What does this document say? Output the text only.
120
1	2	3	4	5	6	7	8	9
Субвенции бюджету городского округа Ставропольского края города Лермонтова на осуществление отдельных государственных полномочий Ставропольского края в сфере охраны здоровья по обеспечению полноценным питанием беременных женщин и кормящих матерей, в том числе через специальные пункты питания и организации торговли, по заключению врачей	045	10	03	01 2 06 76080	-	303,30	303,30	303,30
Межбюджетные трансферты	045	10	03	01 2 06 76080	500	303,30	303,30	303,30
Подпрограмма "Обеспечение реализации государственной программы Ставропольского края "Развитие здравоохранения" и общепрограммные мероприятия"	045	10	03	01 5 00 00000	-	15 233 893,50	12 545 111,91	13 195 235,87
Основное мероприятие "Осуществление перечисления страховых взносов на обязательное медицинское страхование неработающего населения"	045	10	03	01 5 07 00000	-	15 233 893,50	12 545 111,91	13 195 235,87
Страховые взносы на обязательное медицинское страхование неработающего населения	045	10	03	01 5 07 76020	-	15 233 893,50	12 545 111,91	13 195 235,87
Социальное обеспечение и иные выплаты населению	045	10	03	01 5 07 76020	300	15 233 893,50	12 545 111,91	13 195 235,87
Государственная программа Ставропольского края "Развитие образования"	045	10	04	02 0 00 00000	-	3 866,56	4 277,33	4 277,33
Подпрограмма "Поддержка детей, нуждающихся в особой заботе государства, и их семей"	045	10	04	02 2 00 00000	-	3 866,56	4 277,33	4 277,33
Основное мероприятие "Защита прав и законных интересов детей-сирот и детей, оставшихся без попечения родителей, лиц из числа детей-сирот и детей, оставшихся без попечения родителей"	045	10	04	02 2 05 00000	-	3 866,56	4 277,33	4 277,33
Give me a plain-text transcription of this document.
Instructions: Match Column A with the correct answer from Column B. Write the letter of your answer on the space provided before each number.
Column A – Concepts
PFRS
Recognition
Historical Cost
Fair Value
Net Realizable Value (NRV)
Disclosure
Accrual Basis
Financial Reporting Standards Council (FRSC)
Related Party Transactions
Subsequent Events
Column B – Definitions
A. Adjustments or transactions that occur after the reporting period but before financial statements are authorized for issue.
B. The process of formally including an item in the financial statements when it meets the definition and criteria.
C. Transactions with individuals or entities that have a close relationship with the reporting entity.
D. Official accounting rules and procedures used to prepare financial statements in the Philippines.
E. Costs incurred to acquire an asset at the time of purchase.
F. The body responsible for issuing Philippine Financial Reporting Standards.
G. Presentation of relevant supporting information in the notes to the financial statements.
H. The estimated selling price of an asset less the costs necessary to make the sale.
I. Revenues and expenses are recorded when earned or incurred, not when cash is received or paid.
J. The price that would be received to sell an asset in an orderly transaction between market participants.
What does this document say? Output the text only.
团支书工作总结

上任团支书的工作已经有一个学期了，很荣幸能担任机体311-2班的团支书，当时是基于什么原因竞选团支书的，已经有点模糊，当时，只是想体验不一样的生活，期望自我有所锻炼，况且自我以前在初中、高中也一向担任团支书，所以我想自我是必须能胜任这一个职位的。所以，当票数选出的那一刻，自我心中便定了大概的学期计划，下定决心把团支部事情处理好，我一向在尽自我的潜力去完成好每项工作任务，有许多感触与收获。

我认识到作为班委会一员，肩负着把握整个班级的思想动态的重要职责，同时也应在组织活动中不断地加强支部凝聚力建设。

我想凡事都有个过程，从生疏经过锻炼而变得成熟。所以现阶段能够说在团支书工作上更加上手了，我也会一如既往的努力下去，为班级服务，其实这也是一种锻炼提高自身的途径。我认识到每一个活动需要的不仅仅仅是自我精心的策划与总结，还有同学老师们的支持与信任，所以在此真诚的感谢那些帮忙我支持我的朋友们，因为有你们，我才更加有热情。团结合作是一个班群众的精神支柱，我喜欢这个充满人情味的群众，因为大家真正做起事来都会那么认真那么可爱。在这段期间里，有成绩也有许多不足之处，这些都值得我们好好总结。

################

- **GIVEN EXERCISE**: Filter the records above for "страхование" and copy every matching line.

- **OUTPUT FOR THIS TASK**:
Основное мероприятие "Осуществление перечисления страховых взносов на обязательное медицинское страхование неработающего населения"	045	10	03	01 5 07 00000	-	15 233 893,50	12 545 111,91	13 195 235,87
Страховые взносы на обязательное медицинское страхование неработающего населения	045	10	03	01 5 07 76020	-	15 233 893,50	12 545 111,91	13 195 235,87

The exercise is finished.